Work required: Produce an exact copy of the lines from the line containing "Give me a plain-text" through the last line of the listing below, both ends included, and nothing else.
++++ Data records
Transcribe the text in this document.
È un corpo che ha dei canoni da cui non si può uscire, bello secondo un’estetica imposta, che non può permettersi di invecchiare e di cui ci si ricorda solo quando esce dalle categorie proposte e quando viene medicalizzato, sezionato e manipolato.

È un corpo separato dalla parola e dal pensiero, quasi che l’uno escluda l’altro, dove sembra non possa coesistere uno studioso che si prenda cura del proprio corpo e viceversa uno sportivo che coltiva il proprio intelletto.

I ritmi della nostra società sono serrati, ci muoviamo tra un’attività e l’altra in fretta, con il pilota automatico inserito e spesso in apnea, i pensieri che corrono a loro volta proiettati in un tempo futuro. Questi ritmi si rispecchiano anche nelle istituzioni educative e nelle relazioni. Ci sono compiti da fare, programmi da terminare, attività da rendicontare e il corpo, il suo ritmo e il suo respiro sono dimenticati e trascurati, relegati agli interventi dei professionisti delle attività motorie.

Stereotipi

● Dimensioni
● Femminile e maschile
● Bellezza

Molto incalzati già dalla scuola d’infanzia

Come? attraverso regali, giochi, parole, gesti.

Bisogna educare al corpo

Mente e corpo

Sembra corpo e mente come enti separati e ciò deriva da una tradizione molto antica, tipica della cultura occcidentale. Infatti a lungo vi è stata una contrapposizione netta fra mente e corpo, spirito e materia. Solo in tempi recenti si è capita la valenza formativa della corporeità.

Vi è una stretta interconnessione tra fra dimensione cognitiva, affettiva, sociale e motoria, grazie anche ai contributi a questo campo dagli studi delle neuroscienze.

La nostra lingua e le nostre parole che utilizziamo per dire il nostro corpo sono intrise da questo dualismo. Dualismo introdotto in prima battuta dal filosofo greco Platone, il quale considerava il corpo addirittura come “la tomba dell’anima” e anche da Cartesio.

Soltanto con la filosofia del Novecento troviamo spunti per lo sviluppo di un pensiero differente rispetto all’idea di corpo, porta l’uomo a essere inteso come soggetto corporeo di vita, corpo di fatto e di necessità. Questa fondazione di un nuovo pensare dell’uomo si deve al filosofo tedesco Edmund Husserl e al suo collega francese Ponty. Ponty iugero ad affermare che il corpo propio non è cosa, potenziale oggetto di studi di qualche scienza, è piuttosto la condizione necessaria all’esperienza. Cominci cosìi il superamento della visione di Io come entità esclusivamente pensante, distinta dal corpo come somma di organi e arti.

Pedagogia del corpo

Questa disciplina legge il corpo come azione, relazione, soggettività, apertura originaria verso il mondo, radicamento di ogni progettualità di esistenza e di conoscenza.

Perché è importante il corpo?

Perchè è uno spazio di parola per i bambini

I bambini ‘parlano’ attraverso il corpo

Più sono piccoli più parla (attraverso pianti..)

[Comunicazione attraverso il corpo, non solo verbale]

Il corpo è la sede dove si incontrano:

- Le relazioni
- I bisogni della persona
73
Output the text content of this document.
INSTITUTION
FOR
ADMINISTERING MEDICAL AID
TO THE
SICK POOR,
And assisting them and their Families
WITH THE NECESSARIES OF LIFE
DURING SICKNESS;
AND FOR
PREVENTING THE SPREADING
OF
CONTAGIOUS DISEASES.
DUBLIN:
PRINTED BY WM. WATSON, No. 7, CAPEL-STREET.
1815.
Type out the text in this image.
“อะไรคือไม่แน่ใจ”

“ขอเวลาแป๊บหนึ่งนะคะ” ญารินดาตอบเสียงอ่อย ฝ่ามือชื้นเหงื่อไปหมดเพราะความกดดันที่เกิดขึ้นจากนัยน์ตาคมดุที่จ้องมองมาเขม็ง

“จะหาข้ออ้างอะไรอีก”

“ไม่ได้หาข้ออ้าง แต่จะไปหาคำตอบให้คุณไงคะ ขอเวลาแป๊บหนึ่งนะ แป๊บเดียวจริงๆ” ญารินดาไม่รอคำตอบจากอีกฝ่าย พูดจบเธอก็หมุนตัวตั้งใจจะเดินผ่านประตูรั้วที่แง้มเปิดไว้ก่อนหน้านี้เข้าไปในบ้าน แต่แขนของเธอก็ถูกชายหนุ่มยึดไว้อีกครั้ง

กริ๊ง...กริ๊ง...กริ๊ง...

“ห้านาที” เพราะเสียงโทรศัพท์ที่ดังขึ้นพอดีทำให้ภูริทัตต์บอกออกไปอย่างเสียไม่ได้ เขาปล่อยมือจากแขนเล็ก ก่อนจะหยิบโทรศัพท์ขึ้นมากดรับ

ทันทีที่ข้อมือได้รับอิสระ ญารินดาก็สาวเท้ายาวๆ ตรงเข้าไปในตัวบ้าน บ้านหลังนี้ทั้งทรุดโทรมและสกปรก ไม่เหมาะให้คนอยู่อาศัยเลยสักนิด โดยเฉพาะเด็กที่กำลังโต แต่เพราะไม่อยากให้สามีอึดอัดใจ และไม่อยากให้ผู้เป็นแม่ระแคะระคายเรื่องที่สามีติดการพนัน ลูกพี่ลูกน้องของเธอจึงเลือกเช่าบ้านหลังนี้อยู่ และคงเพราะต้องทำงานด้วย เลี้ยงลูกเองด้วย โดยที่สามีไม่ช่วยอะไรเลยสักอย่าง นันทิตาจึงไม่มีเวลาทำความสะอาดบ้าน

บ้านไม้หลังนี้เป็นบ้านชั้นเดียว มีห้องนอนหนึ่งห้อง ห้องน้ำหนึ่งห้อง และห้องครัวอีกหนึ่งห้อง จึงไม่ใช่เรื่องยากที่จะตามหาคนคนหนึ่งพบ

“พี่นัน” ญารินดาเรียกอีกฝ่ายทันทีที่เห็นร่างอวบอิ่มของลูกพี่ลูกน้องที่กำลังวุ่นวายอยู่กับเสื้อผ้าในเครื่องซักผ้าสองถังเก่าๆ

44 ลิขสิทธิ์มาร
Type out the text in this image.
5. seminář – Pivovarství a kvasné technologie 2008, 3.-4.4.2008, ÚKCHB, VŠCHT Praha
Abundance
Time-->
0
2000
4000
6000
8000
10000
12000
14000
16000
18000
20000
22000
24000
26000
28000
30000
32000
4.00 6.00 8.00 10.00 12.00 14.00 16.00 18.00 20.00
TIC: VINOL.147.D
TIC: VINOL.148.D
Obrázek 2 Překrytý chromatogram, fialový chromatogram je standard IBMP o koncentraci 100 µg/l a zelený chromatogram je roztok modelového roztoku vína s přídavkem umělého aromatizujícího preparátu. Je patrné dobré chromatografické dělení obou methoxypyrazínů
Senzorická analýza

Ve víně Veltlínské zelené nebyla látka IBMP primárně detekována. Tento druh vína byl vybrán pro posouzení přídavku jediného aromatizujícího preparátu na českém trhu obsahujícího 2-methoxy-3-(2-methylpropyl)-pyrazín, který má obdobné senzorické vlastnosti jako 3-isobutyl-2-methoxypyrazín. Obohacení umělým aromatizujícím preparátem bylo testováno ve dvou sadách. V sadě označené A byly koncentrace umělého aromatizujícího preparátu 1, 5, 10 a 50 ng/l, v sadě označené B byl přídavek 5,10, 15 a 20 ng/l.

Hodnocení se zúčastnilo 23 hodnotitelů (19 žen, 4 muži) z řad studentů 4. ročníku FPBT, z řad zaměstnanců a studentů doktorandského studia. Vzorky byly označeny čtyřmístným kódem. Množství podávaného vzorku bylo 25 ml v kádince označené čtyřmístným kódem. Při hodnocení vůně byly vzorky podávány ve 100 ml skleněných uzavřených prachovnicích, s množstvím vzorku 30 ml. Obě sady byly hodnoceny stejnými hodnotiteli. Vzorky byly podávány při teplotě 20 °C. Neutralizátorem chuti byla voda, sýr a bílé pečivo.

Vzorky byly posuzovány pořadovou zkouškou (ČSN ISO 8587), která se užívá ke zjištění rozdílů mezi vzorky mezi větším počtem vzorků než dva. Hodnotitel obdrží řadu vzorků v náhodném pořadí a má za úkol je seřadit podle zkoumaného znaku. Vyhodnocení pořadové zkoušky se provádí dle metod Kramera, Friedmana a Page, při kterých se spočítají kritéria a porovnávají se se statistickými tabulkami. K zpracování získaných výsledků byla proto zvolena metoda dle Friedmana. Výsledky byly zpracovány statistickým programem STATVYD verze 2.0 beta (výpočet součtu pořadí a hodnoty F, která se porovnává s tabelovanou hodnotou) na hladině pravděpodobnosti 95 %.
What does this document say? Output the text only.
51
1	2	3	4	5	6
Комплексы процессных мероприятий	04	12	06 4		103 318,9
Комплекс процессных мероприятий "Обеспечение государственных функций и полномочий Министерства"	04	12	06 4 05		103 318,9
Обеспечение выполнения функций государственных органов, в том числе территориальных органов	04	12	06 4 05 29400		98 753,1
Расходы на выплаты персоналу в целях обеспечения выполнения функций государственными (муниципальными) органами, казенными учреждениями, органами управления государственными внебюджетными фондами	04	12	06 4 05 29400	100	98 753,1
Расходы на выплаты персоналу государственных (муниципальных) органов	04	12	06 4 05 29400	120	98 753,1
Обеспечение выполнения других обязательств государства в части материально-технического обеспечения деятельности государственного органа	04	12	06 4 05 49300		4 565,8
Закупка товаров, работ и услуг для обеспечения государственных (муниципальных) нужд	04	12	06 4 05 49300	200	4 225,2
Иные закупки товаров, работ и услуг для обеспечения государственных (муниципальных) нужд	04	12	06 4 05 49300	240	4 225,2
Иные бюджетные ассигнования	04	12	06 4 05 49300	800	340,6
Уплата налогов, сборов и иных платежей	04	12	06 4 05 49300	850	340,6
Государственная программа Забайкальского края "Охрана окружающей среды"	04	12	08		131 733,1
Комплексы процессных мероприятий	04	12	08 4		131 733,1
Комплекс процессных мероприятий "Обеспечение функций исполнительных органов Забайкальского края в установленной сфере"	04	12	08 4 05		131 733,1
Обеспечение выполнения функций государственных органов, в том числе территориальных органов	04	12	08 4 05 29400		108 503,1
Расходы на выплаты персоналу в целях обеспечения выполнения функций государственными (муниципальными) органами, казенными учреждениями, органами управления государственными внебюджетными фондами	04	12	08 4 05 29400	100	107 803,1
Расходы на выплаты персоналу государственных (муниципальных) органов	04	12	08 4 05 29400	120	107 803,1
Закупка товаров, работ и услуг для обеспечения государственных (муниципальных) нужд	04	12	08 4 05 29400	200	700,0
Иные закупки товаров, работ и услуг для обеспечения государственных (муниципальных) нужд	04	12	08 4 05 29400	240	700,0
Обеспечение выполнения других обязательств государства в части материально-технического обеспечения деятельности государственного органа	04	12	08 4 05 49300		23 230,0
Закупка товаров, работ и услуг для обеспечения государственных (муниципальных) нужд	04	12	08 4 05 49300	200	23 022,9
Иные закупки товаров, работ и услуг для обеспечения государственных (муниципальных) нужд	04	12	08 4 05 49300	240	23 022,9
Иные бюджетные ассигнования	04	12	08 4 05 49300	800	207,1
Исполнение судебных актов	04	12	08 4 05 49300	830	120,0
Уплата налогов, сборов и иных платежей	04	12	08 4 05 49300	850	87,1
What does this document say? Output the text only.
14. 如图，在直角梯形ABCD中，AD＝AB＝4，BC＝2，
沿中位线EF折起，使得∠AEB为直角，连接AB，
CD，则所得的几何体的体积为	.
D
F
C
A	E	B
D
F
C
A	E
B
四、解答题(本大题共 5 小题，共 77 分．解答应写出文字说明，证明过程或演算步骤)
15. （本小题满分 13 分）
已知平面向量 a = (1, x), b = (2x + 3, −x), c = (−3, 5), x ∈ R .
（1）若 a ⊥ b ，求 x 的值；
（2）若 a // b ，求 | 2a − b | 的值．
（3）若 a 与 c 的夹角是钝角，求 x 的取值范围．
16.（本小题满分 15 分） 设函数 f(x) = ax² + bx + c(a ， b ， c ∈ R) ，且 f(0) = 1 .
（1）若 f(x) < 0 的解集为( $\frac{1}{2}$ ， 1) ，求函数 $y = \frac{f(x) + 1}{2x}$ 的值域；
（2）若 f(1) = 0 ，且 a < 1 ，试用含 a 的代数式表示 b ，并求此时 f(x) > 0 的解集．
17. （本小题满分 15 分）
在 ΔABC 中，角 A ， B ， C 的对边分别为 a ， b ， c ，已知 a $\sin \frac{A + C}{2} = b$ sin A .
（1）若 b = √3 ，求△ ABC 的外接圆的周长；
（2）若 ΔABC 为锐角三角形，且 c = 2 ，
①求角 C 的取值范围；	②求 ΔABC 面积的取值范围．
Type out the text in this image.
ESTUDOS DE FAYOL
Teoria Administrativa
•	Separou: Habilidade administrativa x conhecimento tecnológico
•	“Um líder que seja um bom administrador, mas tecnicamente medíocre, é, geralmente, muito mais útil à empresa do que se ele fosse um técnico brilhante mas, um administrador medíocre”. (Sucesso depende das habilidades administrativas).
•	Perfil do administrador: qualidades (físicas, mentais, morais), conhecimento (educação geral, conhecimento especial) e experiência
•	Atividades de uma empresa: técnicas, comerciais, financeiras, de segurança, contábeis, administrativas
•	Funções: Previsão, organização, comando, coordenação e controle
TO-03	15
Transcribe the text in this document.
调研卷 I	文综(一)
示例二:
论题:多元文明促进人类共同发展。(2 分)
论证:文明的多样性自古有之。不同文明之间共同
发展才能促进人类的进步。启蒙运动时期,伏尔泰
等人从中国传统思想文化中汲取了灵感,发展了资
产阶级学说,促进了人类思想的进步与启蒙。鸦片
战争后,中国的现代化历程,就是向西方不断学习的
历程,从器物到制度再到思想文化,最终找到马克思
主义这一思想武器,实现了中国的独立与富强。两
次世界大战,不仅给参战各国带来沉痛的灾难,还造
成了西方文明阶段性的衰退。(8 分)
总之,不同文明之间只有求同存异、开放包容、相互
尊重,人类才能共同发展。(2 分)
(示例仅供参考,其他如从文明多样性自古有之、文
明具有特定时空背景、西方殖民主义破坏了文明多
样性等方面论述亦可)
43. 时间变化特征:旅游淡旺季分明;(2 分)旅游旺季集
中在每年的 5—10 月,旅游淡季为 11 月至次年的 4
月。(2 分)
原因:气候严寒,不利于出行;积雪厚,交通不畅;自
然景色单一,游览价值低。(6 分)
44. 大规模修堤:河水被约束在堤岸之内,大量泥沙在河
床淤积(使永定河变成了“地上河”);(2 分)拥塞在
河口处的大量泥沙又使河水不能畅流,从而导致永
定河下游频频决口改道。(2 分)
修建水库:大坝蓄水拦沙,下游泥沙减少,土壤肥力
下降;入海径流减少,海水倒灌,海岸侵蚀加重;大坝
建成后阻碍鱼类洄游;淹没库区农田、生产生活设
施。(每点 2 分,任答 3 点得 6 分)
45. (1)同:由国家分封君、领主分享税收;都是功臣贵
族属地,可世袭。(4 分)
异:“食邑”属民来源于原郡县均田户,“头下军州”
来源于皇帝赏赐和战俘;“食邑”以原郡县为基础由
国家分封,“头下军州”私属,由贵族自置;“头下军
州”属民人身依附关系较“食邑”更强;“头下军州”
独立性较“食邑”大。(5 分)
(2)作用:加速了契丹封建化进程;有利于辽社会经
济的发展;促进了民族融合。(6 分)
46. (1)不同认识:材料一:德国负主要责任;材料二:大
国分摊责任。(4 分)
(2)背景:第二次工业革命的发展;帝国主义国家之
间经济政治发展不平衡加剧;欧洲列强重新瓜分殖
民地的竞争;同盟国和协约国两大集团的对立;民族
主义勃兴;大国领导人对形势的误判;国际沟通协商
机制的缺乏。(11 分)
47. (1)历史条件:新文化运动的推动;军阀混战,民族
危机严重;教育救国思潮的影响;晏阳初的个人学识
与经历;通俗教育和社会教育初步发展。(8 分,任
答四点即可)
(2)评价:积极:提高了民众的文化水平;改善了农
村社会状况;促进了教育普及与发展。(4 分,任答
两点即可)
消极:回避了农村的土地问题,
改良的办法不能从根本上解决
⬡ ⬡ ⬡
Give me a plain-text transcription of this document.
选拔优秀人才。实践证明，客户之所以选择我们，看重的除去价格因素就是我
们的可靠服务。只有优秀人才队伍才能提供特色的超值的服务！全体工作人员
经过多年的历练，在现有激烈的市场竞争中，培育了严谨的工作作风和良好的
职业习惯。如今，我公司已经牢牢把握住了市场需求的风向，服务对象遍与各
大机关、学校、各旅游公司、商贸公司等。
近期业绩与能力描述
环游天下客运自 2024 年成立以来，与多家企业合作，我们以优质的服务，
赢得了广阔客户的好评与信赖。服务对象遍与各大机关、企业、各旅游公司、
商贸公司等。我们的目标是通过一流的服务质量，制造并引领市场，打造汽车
++++++++
Solution for this problem:
Give me a plain-text transcription of this document.
选拔优秀人才。实践证明，客户之所以选择我们，看重的除去价格因素就是我
们的可靠服务。只有优秀人才队伍才能提供特色的超值的服务！全体工作人员
经过多年的历练，在现有激烈的市场竞争中，培育了严谨的工作作风和良好的
职业习惯。如今，我公司已经牢牢把握住了市场需求的风向，服务对象遍与各
大机关、学校、各旅游公司、商贸公司等。
近期业绩与能力描述
环游天下客运自 2024 年成立以来，与多家企业合作，我们以优质的服务，
赢得了广阔客户的好评与信赖。服务对象遍与各大机关、企业、各旅游公司、
商贸公司等。我们的目标是通过一流的服务质量，制造并引领市场，打造汽车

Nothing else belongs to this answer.